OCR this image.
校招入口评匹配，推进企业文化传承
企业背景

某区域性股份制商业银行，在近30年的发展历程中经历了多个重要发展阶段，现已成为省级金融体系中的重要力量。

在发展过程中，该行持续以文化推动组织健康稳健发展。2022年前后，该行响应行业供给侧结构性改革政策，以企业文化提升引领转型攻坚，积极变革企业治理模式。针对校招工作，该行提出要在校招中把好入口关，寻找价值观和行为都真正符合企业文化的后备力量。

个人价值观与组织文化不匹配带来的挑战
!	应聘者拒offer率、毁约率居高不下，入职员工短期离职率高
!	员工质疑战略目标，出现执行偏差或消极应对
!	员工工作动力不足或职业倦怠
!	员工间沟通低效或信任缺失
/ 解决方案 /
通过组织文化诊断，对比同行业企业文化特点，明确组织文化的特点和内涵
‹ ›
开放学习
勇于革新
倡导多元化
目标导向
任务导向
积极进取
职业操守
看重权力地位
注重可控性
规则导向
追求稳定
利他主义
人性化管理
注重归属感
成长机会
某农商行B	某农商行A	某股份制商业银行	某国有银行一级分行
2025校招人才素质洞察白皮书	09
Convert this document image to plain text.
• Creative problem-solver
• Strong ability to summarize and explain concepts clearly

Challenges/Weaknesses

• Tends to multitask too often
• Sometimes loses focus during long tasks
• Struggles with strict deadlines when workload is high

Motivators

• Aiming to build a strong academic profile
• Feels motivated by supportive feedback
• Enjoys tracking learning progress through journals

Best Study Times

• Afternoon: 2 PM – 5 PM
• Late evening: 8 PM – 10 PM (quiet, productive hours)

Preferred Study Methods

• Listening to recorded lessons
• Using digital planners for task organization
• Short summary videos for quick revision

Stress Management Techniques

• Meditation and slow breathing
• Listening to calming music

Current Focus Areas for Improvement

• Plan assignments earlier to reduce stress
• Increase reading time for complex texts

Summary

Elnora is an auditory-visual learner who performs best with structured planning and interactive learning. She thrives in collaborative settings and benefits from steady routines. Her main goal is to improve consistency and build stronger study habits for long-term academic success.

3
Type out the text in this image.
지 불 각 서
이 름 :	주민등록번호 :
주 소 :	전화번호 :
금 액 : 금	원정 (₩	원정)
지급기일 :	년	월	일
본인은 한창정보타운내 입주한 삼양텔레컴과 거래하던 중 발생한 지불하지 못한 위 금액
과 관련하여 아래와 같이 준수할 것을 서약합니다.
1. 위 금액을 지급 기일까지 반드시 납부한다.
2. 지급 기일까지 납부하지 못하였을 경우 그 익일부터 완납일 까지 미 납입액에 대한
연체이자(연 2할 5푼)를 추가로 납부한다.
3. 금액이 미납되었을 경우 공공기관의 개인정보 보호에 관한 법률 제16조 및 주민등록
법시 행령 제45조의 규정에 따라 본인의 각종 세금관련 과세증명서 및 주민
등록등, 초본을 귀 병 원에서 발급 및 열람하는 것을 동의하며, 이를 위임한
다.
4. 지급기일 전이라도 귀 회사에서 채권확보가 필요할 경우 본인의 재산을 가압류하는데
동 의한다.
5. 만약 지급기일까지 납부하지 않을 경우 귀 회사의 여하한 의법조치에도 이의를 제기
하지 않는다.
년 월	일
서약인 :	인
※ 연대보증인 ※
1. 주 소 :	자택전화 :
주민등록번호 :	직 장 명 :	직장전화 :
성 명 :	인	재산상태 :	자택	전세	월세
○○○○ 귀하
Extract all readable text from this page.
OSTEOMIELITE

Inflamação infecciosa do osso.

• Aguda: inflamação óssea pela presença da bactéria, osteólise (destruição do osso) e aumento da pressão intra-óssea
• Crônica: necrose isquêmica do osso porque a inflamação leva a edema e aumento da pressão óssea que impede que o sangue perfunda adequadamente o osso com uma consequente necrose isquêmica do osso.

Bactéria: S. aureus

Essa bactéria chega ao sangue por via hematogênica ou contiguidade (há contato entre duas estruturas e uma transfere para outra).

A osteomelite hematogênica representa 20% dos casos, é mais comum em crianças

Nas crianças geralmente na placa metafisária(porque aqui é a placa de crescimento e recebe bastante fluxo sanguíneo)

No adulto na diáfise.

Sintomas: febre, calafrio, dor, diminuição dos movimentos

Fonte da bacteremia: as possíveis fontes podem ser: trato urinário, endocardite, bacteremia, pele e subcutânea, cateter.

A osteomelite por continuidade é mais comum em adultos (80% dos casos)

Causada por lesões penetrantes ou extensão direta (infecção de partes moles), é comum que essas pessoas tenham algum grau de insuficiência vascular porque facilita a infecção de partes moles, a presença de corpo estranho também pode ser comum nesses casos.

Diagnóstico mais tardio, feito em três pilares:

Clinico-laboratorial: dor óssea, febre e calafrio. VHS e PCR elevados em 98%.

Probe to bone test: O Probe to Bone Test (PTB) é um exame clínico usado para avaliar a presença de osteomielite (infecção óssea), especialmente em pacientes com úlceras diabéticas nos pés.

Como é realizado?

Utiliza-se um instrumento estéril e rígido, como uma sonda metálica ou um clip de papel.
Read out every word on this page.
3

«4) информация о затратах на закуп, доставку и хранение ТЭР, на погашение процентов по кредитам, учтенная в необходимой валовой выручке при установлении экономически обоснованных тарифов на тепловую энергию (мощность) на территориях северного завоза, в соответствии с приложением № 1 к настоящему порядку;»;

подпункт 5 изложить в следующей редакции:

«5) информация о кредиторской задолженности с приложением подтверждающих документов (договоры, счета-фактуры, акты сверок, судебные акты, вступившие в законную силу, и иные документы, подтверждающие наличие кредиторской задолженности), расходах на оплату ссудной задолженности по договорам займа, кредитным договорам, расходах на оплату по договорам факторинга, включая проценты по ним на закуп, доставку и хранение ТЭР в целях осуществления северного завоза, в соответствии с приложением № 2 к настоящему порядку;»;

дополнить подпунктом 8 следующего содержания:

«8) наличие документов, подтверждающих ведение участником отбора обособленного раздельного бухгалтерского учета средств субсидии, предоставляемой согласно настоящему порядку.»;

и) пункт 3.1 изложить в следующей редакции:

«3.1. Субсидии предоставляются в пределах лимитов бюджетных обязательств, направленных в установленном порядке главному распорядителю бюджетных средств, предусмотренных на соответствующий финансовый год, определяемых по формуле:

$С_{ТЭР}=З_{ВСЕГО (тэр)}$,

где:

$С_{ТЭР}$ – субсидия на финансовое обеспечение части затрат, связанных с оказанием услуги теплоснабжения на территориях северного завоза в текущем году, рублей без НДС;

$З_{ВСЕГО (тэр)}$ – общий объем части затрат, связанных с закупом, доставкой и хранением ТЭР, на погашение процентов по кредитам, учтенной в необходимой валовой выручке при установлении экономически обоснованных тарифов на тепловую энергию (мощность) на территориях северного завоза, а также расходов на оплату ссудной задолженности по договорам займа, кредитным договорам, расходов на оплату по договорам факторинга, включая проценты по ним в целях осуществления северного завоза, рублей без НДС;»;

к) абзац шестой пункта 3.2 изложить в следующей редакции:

● ● ●

* **What to work on**:
Your task is to return the full listing exactly as it was given.

* **Worked solution**:
OCR this image.
校招入口评匹配，推进企业文化传承
企业背景

某区域性股份制商业银行，在近30年的发展历程中经历了多个重要发展阶段，现已成为省级金融体系中的重要力量。

在发展过程中，该行持续以文化推动组织健康稳健发展。2022年前后，该行响应行业供给侧结构性改革政策，以企业文化提升引领转型攻坚，积极变革企业治理模式。针对校招工作，该行提出要在校招中把好入口关，寻找价值观和行为都真正符合企业文化的后备力量。

个人价值观与组织文化不匹配带来的挑战
!	应聘者拒offer率、毁约率居高不下，入职员工短期离职率高
!	员工质疑战略目标，出现执行偏差或消极应对
!	员工工作动力不足或职业倦怠
!	员工间沟通低效或信任缺失
/ 解决方案 /
通过组织文化诊断，对比同行业企业文化特点，明确组织文化的特点和内涵
‹ ›
开放学习
勇于革新
倡导多元化
目标导向
任务导向
积极进取
职业操守
看重权力地位
注重可控性
规则导向
追求稳定
利他主义
人性化管理
注重归属感
成长机会
某农商行B	某农商行A	某股份制商业银行	某国有银行一级分行
2025校招人才素质洞察白皮书	09
Convert this document image to plain text.
• Creative problem-solver
• Strong ability to summarize and explain concepts clearly

Challenges/Weaknesses

• Tends to multitask too often
• Sometimes loses focus during long tasks
• Struggles with strict deadlines when workload is high

Motivators

• Aiming to build a strong academic profile
• Feels motivated by supportive feedback
• Enjoys tracking learning progress through journals

Best Study Times

• Afternoon: 2 PM – 5 PM
• Late evening: 8 PM – 10 PM (quiet, productive hours)

Preferred Study Methods

• Listening to recorded lessons
• Using digital planners for task organization
• Short summary videos for quick revision

Stress Management Techniques

• Meditation and slow breathing
• Listening to calming music

Current Focus Areas for Improvement

• Plan assignments earlier to reduce stress
• Increase reading time for complex texts

Summary

Elnora is an auditory-visual learner who performs best with structured planning and interactive learning. She thrives in collaborative settings and benefits from steady routines. Her main goal is to improve consistency and build stronger study habits for long-term academic success.

3
Type out the text in this image.
지 불 각 서
이 름 :	주민등록번호 :
주 소 :	전화번호 :
금 액 : 금	원정 (₩	원정)
지급기일 :	년	월	일
본인은 한창정보타운내 입주한 삼양텔레컴과 거래하던 중 발생한 지불하지 못한 위 금액
과 관련하여 아래와 같이 준수할 것을 서약합니다.
1. 위 금액을 지급 기일까지 반드시 납부한다.
2. 지급 기일까지 납부하지 못하였을 경우 그 익일부터 완납일 까지 미 납입액에 대한
연체이자(연 2할 5푼)를 추가로 납부한다.
3. 금액이 미납되었을 경우 공공기관의 개인정보 보호에 관한 법률 제16조 및 주민등록
법시 행령 제45조의 규정에 따라 본인의 각종 세금관련 과세증명서 및 주민
등록등, 초본을 귀 병 원에서 발급 및 열람하는 것을 동의하며, 이를 위임한
다.
4. 지급기일 전이라도 귀 회사에서 채권확보가 필요할 경우 본인의 재산을 가압류하는데
동 의한다.
5. 만약 지급기일까지 납부하지 않을 경우 귀 회사의 여하한 의법조치에도 이의를 제기
하지 않는다.
년 월	일
서약인 :	인
※ 연대보증인 ※
1. 주 소 :	자택전화 :
주민등록번호 :	직 장 명 :	직장전화 :
성 명 :	인	재산상태 :	자택	전세	월세
○○○○ 귀하
Extract all readable text from this page.
OSTEOMIELITE

Inflamação infecciosa do osso.

• Aguda: inflamação óssea pela presença da bactéria, osteólise (destruição do osso) e aumento da pressão intra-óssea
• Crônica: necrose isquêmica do osso porque a inflamação leva a edema e aumento da pressão óssea que impede que o sangue perfunda adequadamente o osso com uma consequente necrose isquêmica do osso.

Bactéria: S. aureus

Essa bactéria chega ao sangue por via hematogênica ou contiguidade (há contato entre duas estruturas e uma transfere para outra).

A osteomelite hematogênica representa 20% dos casos, é mais comum em crianças

Nas crianças geralmente na placa metafisária(porque aqui é a placa de crescimento e recebe bastante fluxo sanguíneo)

No adulto na diáfise.

Sintomas: febre, calafrio, dor, diminuição dos movimentos

Fonte da bacteremia: as possíveis fontes podem ser: trato urinário, endocardite, bacteremia, pele e subcutânea, cateter.

A osteomelite por continuidade é mais comum em adultos (80% dos casos)

Causada por lesões penetrantes ou extensão direta (infecção de partes moles), é comum que essas pessoas tenham algum grau de insuficiência vascular porque facilita a infecção de partes moles, a presença de corpo estranho também pode ser comum nesses casos.

Diagnóstico mais tardio, feito em três pilares:

Clinico-laboratorial: dor óssea, febre e calafrio. VHS e PCR elevados em 98%.

Probe to bone test: O Probe to Bone Test (PTB) é um exame clínico usado para avaliar a presença de osteomielite (infecção óssea), especialmente em pacientes com úlceras diabéticas nos pés.

Como é realizado?

Utiliza-se um instrumento estéril e rígido, como uma sonda metálica ou um clip de papel.
Read out every word on this page.
3

«4) информация о затратах на закуп, доставку и хранение ТЭР, на погашение процентов по кредитам, учтенная в необходимой валовой выручке при установлении экономически обоснованных тарифов на тепловую энергию (мощность) на территориях северного завоза, в соответствии с приложением № 1 к настоящему порядку;»;

подпункт 5 изложить в следующей редакции:

«5) информация о кредиторской задолженности с приложением подтверждающих документов (договоры, счета-фактуры, акты сверок, судебные акты, вступившие в законную силу, и иные документы, подтверждающие наличие кредиторской задолженности), расходах на оплату ссудной задолженности по договорам займа, кредитным договорам, расходах на оплату по договорам факторинга, включая проценты по ним на закуп, доставку и хранение ТЭР в целях осуществления северного завоза, в соответствии с приложением № 2 к настоящему порядку;»;

дополнить подпунктом 8 следующего содержания:

«8) наличие документов, подтверждающих ведение участником отбора обособленного раздельного бухгалтерского учета средств субсидии, предоставляемой согласно настоящему порядку.»;

и) пункт 3.1 изложить в следующей редакции:

«3.1. Субсидии предоставляются в пределах лимитов бюджетных обязательств, направленных в установленном порядке главному распорядителю бюджетных средств, предусмотренных на соответствующий финансовый год, определяемых по формуле:

$С_{ТЭР}=З_{ВСЕГО (тэр)}$,

где:

$С_{ТЭР}$ – субсидия на финансовое обеспечение части затрат, связанных с оказанием услуги теплоснабжения на территориях северного завоза в текущем году, рублей без НДС;

$З_{ВСЕГО (тэр)}$ – общий объем части затрат, связанных с закупом, доставкой и хранением ТЭР, на погашение процентов по кредитам, учтенной в необходимой валовой выручке при установлении экономически обоснованных тарифов на тепловую энергию (мощность) на территориях северного завоза, а также расходов на оплату ссудной задолженности по договорам займа, кредитным договорам, расходов на оплату по договорам факторинга, включая проценты по ним в целях осуществления северного завоза, рублей без НДС;»;

к) абзац шестой пункта 3.2 изложить в следующей редакции:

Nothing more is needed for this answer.